**TEKS UNTUK DITELAAH**
========================================================================
Ada anjuran Nabi untuk isbagh alwudhu’, yaitu melakukan wudhu dengan sempurna, termasuk mencuci tangan. Anggota tubuh yang dibersihkan ketika berwudhu pun adalah yang frekuensi aktivitasnya lebih dominan berpotensi bersentuhan dengan virus, seperti tangan, muka (termasuk mulut dan hidung), kepala (termasuk telinga), dan kaki. Pakaian dan tempat yang digunakan juga harus terbebas dari najis. Bahkan, ulama kita menganjurkan untuk sering dalam kondisi awam atau ada wudhu, meski hanya sekadar mau beraktivitas keseharian. Berwudhu ini adalah salah satu ritual dan kebiasaan yang dapat berfungsi preventif terhadap tertularnya penyakit.
========================================================================
**CATATAN YANG DITAMPILKAN**

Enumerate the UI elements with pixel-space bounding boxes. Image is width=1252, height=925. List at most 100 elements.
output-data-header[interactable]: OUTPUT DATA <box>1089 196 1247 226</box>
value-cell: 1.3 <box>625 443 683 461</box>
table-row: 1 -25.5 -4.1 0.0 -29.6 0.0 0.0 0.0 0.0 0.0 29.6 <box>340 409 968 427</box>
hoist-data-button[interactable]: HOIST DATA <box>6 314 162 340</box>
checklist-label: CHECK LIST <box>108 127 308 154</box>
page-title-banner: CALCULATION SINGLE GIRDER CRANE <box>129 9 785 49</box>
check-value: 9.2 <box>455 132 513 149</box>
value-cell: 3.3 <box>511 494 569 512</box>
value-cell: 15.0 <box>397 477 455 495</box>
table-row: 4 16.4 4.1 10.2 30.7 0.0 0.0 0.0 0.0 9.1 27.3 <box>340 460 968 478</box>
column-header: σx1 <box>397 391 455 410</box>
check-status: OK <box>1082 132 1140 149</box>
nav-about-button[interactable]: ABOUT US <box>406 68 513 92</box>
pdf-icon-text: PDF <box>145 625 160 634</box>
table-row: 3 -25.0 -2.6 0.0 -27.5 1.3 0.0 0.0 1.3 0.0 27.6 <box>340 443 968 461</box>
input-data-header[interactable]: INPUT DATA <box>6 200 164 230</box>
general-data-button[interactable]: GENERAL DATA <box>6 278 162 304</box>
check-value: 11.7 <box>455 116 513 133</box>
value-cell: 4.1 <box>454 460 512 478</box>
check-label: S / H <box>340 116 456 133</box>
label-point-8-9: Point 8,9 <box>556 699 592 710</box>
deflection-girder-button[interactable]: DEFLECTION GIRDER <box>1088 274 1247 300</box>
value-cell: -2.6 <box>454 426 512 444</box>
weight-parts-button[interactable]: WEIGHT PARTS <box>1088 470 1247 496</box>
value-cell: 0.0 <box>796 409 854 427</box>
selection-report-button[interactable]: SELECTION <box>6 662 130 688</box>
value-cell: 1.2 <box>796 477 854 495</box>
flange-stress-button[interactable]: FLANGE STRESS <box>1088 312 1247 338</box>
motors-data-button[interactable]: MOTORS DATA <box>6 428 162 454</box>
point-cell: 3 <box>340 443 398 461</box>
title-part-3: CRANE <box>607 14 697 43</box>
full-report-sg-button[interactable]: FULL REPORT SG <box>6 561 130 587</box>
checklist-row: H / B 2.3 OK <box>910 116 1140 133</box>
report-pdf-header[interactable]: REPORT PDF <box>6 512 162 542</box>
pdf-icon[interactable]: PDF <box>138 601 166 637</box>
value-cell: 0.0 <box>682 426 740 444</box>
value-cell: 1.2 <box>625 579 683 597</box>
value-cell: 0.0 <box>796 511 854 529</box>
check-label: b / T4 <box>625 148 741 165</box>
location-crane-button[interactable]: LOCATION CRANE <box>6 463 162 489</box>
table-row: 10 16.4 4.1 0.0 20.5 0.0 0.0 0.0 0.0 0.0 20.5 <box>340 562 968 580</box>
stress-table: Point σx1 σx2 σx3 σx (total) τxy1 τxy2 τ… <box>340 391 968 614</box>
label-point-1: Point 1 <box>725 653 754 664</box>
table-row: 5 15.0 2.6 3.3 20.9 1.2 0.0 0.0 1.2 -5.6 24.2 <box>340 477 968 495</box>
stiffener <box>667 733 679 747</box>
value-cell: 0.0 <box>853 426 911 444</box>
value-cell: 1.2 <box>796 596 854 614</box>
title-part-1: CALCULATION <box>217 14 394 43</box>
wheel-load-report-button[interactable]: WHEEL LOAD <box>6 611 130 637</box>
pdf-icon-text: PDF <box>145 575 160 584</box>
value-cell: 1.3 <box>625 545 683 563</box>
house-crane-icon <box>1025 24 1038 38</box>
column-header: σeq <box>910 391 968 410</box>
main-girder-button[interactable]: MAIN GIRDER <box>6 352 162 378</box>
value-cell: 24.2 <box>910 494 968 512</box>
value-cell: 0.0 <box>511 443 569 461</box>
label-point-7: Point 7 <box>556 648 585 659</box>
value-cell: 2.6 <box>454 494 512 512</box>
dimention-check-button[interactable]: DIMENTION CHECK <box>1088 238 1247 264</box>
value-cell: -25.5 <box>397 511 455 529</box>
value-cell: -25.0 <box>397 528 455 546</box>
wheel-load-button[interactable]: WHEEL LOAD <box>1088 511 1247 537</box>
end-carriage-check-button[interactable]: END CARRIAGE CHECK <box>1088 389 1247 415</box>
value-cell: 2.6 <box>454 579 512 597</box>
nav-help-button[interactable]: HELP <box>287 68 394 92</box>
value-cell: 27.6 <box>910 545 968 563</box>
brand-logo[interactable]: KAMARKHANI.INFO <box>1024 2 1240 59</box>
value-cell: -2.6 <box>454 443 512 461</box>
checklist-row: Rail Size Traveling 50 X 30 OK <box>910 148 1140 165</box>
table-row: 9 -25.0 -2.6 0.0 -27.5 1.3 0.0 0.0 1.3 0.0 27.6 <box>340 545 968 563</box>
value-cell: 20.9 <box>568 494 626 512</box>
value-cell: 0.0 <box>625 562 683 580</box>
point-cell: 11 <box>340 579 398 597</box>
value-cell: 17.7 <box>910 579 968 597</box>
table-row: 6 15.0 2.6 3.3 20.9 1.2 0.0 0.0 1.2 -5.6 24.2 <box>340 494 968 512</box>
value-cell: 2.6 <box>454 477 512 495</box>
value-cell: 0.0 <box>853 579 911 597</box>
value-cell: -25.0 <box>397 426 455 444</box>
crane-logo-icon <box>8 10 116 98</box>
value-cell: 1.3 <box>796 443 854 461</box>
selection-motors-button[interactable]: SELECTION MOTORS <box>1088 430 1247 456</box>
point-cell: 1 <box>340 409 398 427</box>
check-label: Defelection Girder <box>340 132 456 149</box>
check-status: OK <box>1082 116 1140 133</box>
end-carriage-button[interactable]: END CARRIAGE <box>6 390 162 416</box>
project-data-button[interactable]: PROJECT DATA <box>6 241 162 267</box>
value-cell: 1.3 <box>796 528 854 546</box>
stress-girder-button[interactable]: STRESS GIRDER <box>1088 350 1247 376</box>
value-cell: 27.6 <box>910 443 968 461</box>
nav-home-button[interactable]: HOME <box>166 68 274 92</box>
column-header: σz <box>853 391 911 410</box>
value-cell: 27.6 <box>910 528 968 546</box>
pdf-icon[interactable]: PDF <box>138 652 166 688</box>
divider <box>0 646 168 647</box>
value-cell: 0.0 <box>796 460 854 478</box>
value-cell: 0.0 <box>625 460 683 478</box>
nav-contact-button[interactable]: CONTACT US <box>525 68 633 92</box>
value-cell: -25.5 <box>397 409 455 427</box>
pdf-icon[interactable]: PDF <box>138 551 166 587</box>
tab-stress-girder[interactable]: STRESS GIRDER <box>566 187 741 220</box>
========================================================================
**PETUNJUK TUGAS**
Tuliskan kembali tanpa perubahan bagian teks tentang wudhu mulai dari "Ada anjuran Nabi" sampai dengan "terhadap tertularnya penyakit.".

**HASIL TUGAS**
Ada anjuran Nabi untuk isbagh alwudhu’, yaitu melakukan wudhu dengan sempurna, termasuk mencuci tangan. Anggota tubuh yang dibersihkan ketika berwudhu pun adalah yang frekuensi aktivitasnya lebih dominan berpotensi bersentuhan dengan virus, seperti tangan, muka (termasuk mulut dan hidung), kepala (termasuk telinga), dan kaki. Pakaian dan tempat yang digunakan juga harus terbebas dari najis. Bahkan, ulama kita menganjurkan untuk sering dalam kondisi awam atau ada wudhu, meski hanya sekadar mau beraktivitas keseharian. Berwudhu ini adalah salah satu ritual dan kebiasaan yang dapat berfungsi preventif terhadap tertularnya penyakit.